(Records contained in a dataset)
──────────

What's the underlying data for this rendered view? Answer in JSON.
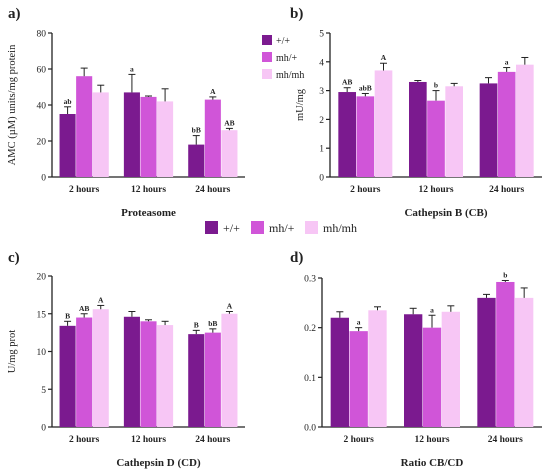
{
  "colors": {
    "s1": "#7b1a8f",
    "s2": "#d055d8",
    "s3": "#f7c6f5",
    "axis": "#222222"
  },
  "legend": [
    {
      "name": "+/+",
      "color": "#7b1a8f"
    },
    {
      "name": "mh/+",
      "color": "#d055d8"
    },
    {
      "name": "mh/mh",
      "color": "#f7c6f5"
    }
  ],
  "chart_data": [
    {
      "type": "bar",
      "panel": "a)",
      "title": "Proteasome",
      "xlabel": "",
      "ylabel": "AMC (µM) units/mg protein",
      "categories": [
        "2 hours",
        "12 hours",
        "24 hours"
      ],
      "ylim": [
        0,
        80
      ],
      "yticks": [
        0,
        20,
        40,
        60,
        80
      ],
      "series": [
        {
          "name": "+/+",
          "values": [
            35,
            47,
            18
          ],
          "errors": [
            4,
            10,
            5
          ],
          "labels": [
            "ab",
            "a",
            "bB"
          ]
        },
        {
          "name": "mh/+",
          "values": [
            56,
            44.5,
            43
          ],
          "errors": [
            4.5,
            0.5,
            1.5
          ],
          "labels": [
            "",
            "",
            "A"
          ]
        },
        {
          "name": "mh/mh",
          "values": [
            47,
            42,
            26
          ],
          "errors": [
            4,
            7,
            1
          ],
          "labels": [
            "",
            "",
            "AB"
          ]
        }
      ]
    },
    {
      "type": "bar",
      "panel": "b)",
      "title": "Cathepsin B (CB)",
      "xlabel": "",
      "ylabel": "mU/mg",
      "categories": [
        "2 hours",
        "12 hours",
        "24 hours"
      ],
      "ylim": [
        0,
        5
      ],
      "yticks": [
        0,
        1,
        2,
        3,
        4,
        5
      ],
      "series": [
        {
          "name": "+/+",
          "values": [
            2.95,
            3.3,
            3.25
          ],
          "errors": [
            0.15,
            0.05,
            0.2
          ],
          "labels": [
            "AB",
            "",
            ""
          ]
        },
        {
          "name": "mh/+",
          "values": [
            2.8,
            2.65,
            3.65
          ],
          "errors": [
            0.1,
            0.35,
            0.15
          ],
          "labels": [
            "abB",
            "b",
            "a"
          ]
        },
        {
          "name": "mh/mh",
          "values": [
            3.7,
            3.15,
            3.9
          ],
          "errors": [
            0.25,
            0.1,
            0.25
          ],
          "labels": [
            "A",
            "",
            ""
          ]
        }
      ]
    },
    {
      "type": "bar",
      "panel": "c)",
      "title": "Cathepsin D (CD)",
      "xlabel": "",
      "ylabel": "U/mg prot",
      "categories": [
        "2 hours",
        "12 hours",
        "24 hours"
      ],
      "ylim": [
        0,
        20
      ],
      "yticks": [
        0,
        5,
        10,
        15,
        20
      ],
      "series": [
        {
          "name": "+/+",
          "values": [
            13.4,
            14.6,
            12.3
          ],
          "errors": [
            0.6,
            0.7,
            0.5
          ],
          "labels": [
            "B",
            "",
            "B"
          ]
        },
        {
          "name": "mh/+",
          "values": [
            14.5,
            14.0,
            12.5
          ],
          "errors": [
            0.5,
            0.2,
            0.5
          ],
          "labels": [
            "AB",
            "",
            "bB"
          ]
        },
        {
          "name": "mh/mh",
          "values": [
            15.6,
            13.5,
            15.0
          ],
          "errors": [
            0.5,
            0.5,
            0.3
          ],
          "labels": [
            "A",
            "",
            "A"
          ]
        }
      ]
    },
    {
      "type": "bar",
      "panel": "d)",
      "title": "Ratio CB/CD",
      "xlabel": "",
      "ylabel": "",
      "categories": [
        "2 hours",
        "12 hours",
        "24 hours"
      ],
      "ylim": [
        0,
        0.3
      ],
      "yticks": [
        0.0,
        0.1,
        0.2,
        0.3
      ],
      "series": [
        {
          "name": "+/+",
          "values": [
            0.22,
            0.227,
            0.26
          ],
          "errors": [
            0.012,
            0.012,
            0.007
          ],
          "labels": [
            "",
            "",
            ""
          ]
        },
        {
          "name": "mh/+",
          "values": [
            0.193,
            0.2,
            0.292
          ],
          "errors": [
            0.007,
            0.025,
            0.003
          ],
          "labels": [
            "a",
            "a",
            "b"
          ]
        },
        {
          "name": "mh/mh",
          "values": [
            0.235,
            0.232,
            0.26
          ],
          "errors": [
            0.007,
            0.012,
            0.02
          ],
          "labels": [
            "",
            "",
            ""
          ]
        }
      ]
    }
  ]
}
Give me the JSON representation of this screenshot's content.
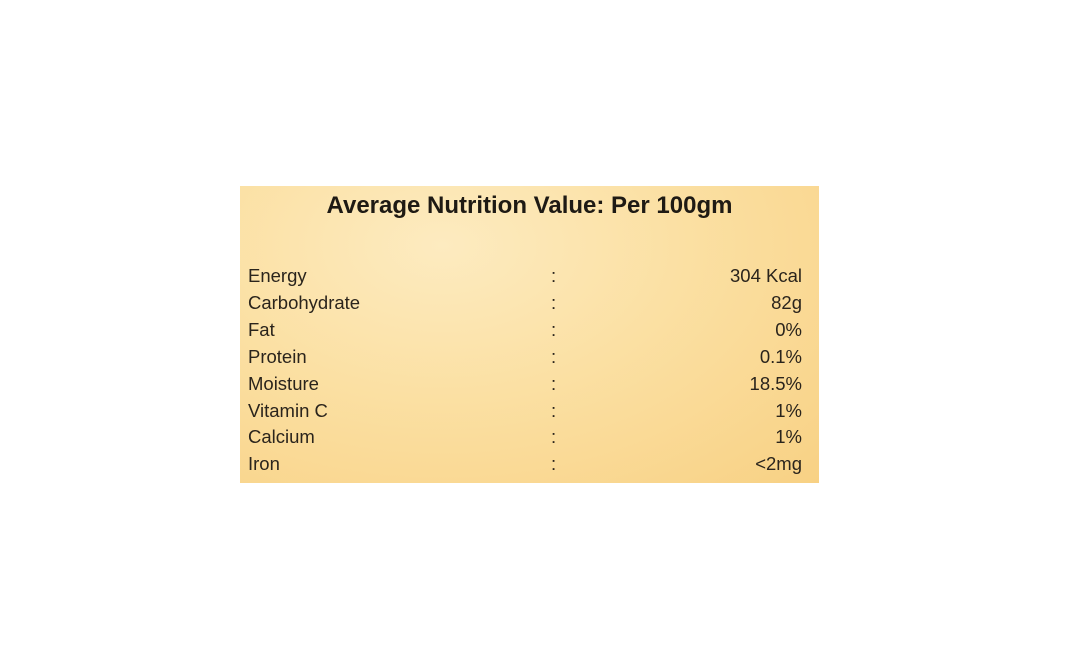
{
  "title": "Average Nutrition Value: Per 100gm",
  "table": {
    "rows": [
      [
        "Energy",
        ":",
        "304 Kcal"
      ],
      [
        "Carbohydrate",
        ":",
        "82g"
      ],
      [
        "Fat",
        ":",
        "0%"
      ],
      [
        "Protein",
        ":",
        "0.1%"
      ],
      [
        "Moisture",
        ":",
        "18.5%"
      ],
      [
        "Vitamin C",
        ":",
        "1%"
      ],
      [
        "Calcium",
        ":",
        "1%"
      ],
      [
        "Iron",
        ":",
        "<2mg"
      ]
    ]
  }
}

──────────

**TASK DETAILS**
Give the data above back unchanged, except for the pictures.

**YOUR SOLUTION**
What's the underlying data for this rendered view? Answer in JSON.
{
  "colors": {
    "s1": "#7b1a8f",
    "s2": "#d055d8",
    "s3": "#f7c6f5",
    "axis": "#222222"
  },
  "legend": [
    {
      "name": "+/+",
      "color": "#7b1a8f"
    },
    {
      "name": "mh/+",
      "color": "#d055d8"
    },
    {
      "name": "mh/mh",
      "color": "#f7c6f5"
    }
  ],
  "chart_data": [
    {
      "type": "bar",
      "panel": "a)",
      "title": "Proteasome",
      "xlabel": "",
      "ylabel": "AMC (µM) units/mg protein",
      "categories": [
        "2 hours",
        "12 hours",
        "24 hours"
      ],
      "ylim": [
        0,
        80
      ],
      "yticks": [
        0,
        20,
        40,
        60,
        80
      ],
      "series": [
        {
          "name": "+/+",
          "values": [
            35,
            47,
            18
          ],
          "errors": [
            4,
            10,
            5
          ],
          "labels": [
            "ab",
            "a",
            "bB"
          ]
        },
        {
          "name": "mh/+",
          "values": [
            56,
            44.5,
            43
          ],
          "errors": [
            4.5,
            0.5,
            1.5
          ],
          "labels": [
            "",
            "",
            "A"
          ]
        },
        {
          "name": "mh/mh",
          "values": [
            47,
            42,
            26
          ],
          "errors": [
            4,
            7,
            1
          ],
          "labels": [
            "",
            "",
            "AB"
          ]
        }
      ]
    },
    {
      "type": "bar",
      "panel": "b)",
      "title": "Cathepsin B (CB)",
      "xlabel": "",
      "ylabel": "mU/mg",
      "categories": [
        "2 hours",
        "12 hours",
        "24 hours"
      ],
      "ylim": [
        0,
        5
      ],
      "yticks": [
        0,
        1,
        2,
        3,
        4,
        5
      ],
      "series": [
        {
          "name": "+/+",
          "values": [
            2.95,
            3.3,
            3.25
          ],
          "errors": [
            0.15,
            0.05,
            0.2
          ],
          "labels": [
            "AB",
            "",
            ""
          ]
        },
        {
          "name": "mh/+",
          "values": [
            2.8,
            2.65,
            3.65
          ],
          "errors": [
            0.1,
            0.35,
            0.15
          ],
          "labels": [
            "abB",
            "b",
            "a"
          ]
        },
        {
          "name": "mh/mh",
          "values": [
            3.7,
            3.15,
            3.9
          ],
          "errors": [
            0.25,
            0.1,
            0.25
          ],
          "labels": [
            "A",
            "",
            ""
          ]
        }
      ]
    },
    {
      "type": "bar",
      "panel": "c)",
      "title": "Cathepsin D (CD)",
      "xlabel": "",
      "ylabel": "U/mg prot",
      "categories": [
        "2 hours",
        "12 hours",
        "24 hours"
      ],
      "ylim": [
        0,
        20
      ],
      "yticks": [
        0,
        5,
        10,
        15,
        20
      ],
      "series": [
        {
          "name": "+/+",
          "values": [
            13.4,
            14.6,
            12.3
          ],
          "errors": [
            0.6,
            0.7,
            0.5
          ],
          "labels": [
            "B",
            "",
            "B"
          ]
        },
        {
          "name": "mh/+",
          "values": [
            14.5,
            14.0,
            12.5
          ],
          "errors": [
            0.5,
            0.2,
            0.5
          ],
          "labels": [
            "AB",
            "",
            "bB"
          ]
        },
        {
          "name": "mh/mh",
          "values": [
            15.6,
            13.5,
            15.0
          ],
          "errors": [
            0.5,
            0.5,
            0.3
          ],
          "labels": [
            "A",
            "",
            "A"
          ]
        }
      ]
    },
    {
      "type": "bar",
      "panel": "d)",
      "title": "Ratio CB/CD",
      "xlabel": "",
      "ylabel": "",
      "categories": [
        "2 hours",
        "12 hours",
        "24 hours"
      ],
      "ylim": [
        0,
        0.3
      ],
      "yticks": [
        0.0,
        0.1,
        0.2,
        0.3
      ],
      "series": [
        {
          "name": "+/+",
          "values": [
            0.22,
            0.227,
            0.26
          ],
          "errors": [
            0.012,
            0.012,
            0.007
          ],
          "labels": [
            "",
            "",
            ""
          ]
        },
        {
          "name": "mh/+",
          "values": [
            0.193,
            0.2,
            0.292
          ],
          "errors": [
            0.007,
            0.025,
            0.003
          ],
          "labels": [
            "a",
            "a",
            "b"
          ]
        },
        {
          "name": "mh/mh",
          "values": [
            0.235,
            0.232,
            0.26
          ],
          "errors": [
            0.007,
            0.012,
            0.02
          ],
          "labels": [
            "",
            "",
            ""
          ]
        }
      ]
    }
  ]
}
Give me the JSON representation of this screenshot's content.
{
  "title": "Average Nutrition Value: Per 100gm",
  "table": {
    "rows": [
      [
        "Energy",
        ":",
        "304 Kcal"
      ],
      [
        "Carbohydrate",
        ":",
        "82g"
      ],
      [
        "Fat",
        ":",
        "0%"
      ],
      [
        "Protein",
        ":",
        "0.1%"
      ],
      [
        "Moisture",
        ":",
        "18.5%"
      ],
      [
        "Vitamin C",
        ":",
        "1%"
      ],
      [
        "Calcium",
        ":",
        "1%"
      ],
      [
        "Iron",
        ":",
        "<2mg"
      ]
    ]
  }
}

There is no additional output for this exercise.